YOUR GOAL >>
In the material below, find each line holding the string "kemudian" and copy it.

☆ ☆ ☆ ☆ ☆ ☆ ☆

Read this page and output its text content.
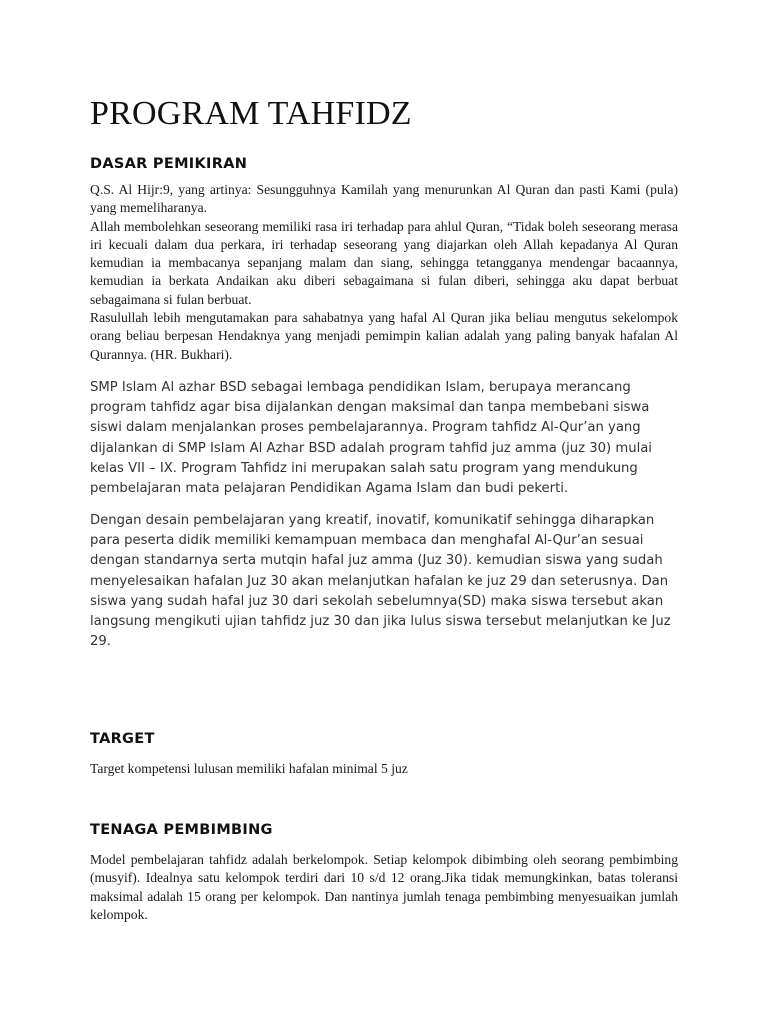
PROGRAM TAHFIDZ
DASAR PEMIKIRAN

Q.S. Al Hijr:9, yang artinya: Sesungguhnya Kamilah yang menurunkan Al Quran dan pasti Kami (pula) yang memeliharanya.

Allah membolehkan seseorang memiliki rasa iri terhadap para ahlul Quran, “Tidak boleh seseorang merasa iri kecuali dalam dua perkara, iri terhadap seseorang yang diajarkan oleh Allah kepadanya Al Quran kemudian ia membacanya sepanjang malam dan siang, sehingga tetangganya mendengar bacaannya, kemudian ia berkata Andaikan aku diberi sebagaimana si fulan diberi, sehingga aku dapat berbuat sebagaimana si fulan berbuat.

Rasulullah lebih mengutamakan para sahabatnya yang hafal Al Quran jika beliau mengutus sekelompok orang beliau berpesan Hendaknya yang menjadi pemimpin kalian adalah yang paling banyak hafalan Al Qurannya. (HR. Bukhari).

SMP Islam Al azhar BSD sebagai lembaga pendidikan Islam, berupaya merancang program tahfidz agar bisa dijalankan dengan maksimal dan tanpa membebani siswa siswi dalam menjalankan proses pembelajarannya. Program tahfidz Al-Qur’an yang dijalankan di SMP Islam Al Azhar BSD adalah program tahfid juz amma (juz 30) mulai kelas VII – IX. Program Tahfidz ini merupakan salah satu program yang mendukung pembelajaran mata pelajaran Pendidikan Agama Islam dan budi pekerti.

Dengan desain pembelajaran yang kreatif, inovatif, komunikatif sehingga diharapkan para peserta didik memiliki kemampuan membaca dan menghafal Al-Qur’an sesuai dengan standarnya serta mutqin hafal juz amma (Juz 30). kemudian siswa yang sudah menyelesaikan hafalan Juz 30 akan melanjutkan hafalan ke juz 29 dan seterusnya. Dan siswa yang sudah hafal juz 30 dari sekolah sebelumnya(SD) maka siswa tersebut akan langsung mengikuti ujian tahfidz juz 30 dan jika lulus siswa tersebut melanjutkan ke Juz 29.

TARGET

Target kompetensi lulusan memiliki hafalan minimal 5 juz

TENAGA PEMBIMBING

Model pembelajaran tahfidz adalah berkelompok. Setiap kelompok dibimbing oleh seorang pembimbing (musyif). Idealnya satu kelompok terdiri dari 10 s/d 12 orang.Jika tidak memungkinkan, batas toleransi maksimal adalah 15 orang per kelompok. Dan nantinya jumlah tenaga pembimbing menyesuaikan jumlah kelompok.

☆ ☆ ☆ ☆ ☆ ☆ ☆

SOLUTION TO THIS PROBLEM >>
Allah membolehkan seseorang memiliki rasa iri terhadap para ahlul Quran, “Tidak boleh seseorang merasa iri kecuali dalam dua perkara, iri terhadap seseorang yang diajarkan oleh Allah kepadanya Al Quran kemudian ia membacanya sepanjang malam dan siang, sehingga tetangganya mendengar bacaannya, kemudian ia berkata Andaikan aku diberi sebagaimana si fulan diberi, sehingga aku dapat berbuat sebagaimana si fulan berbuat.
Dengan desain pembelajaran yang kreatif, inovatif, komunikatif sehingga diharapkan para peserta didik memiliki kemampuan membaca dan menghafal Al-Qur’an sesuai dengan standarnya serta mutqin hafal juz amma (Juz 30). kemudian siswa yang sudah menyelesaikan hafalan Juz 30 akan melanjutkan hafalan ke juz 29 dan seterusnya. Dan siswa yang sudah hafal juz 30 dari sekolah sebelumnya(SD) maka siswa tersebut akan langsung mengikuti ujian tahfidz juz 30 dan jika lulus siswa tersebut melanjutkan ke Juz 29.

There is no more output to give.